WHAT TO PRODUCE: Can you quote these lines back word for word?

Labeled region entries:
========
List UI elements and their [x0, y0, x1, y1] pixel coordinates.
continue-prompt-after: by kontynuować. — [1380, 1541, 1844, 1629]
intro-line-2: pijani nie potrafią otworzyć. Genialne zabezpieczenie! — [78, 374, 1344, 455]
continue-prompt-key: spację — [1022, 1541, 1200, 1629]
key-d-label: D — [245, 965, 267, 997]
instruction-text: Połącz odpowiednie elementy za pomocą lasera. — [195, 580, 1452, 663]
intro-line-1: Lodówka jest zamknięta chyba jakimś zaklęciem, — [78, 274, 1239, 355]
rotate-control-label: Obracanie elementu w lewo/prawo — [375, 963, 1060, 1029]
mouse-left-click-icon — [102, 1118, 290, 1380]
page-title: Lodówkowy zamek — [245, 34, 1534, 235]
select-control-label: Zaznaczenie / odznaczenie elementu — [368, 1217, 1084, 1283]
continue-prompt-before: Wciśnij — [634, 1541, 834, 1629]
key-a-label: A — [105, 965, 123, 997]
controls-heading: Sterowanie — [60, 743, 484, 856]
========
THE SOLUTION:
List UI elements and their [x0, y0, x1, y1] pixel coordinates.
continue-prompt-after: by kontynuować. — [1380, 1541, 1844, 1629]
intro-line-2: pijani nie potrafią otworzyć. Genialne zabezpieczenie! — [78, 374, 1344, 455]
continue-prompt-key: spację — [1022, 1541, 1200, 1629]
key-d-label: D — [245, 965, 267, 997]
instruction-text: Połącz odpowiednie elementy za pomocą lasera. — [195, 580, 1452, 663]
intro-line-1: Lodówka jest zamknięta chyba jakimś zaklęciem, — [78, 274, 1239, 355]
rotate-control-label: Obracanie elementu w lewo/prawo — [375, 963, 1060, 1029]
mouse-left-click-icon — [102, 1118, 290, 1380]
page-title: Lodówkowy zamek — [245, 34, 1534, 235]
select-control-label: Zaznaczenie / odznaczenie elementu — [368, 1217, 1084, 1283]
continue-prompt-before: Wciśnij — [634, 1541, 834, 1629]
key-a-label: A — [105, 965, 123, 997]
controls-heading: Sterowanie — [60, 743, 484, 856]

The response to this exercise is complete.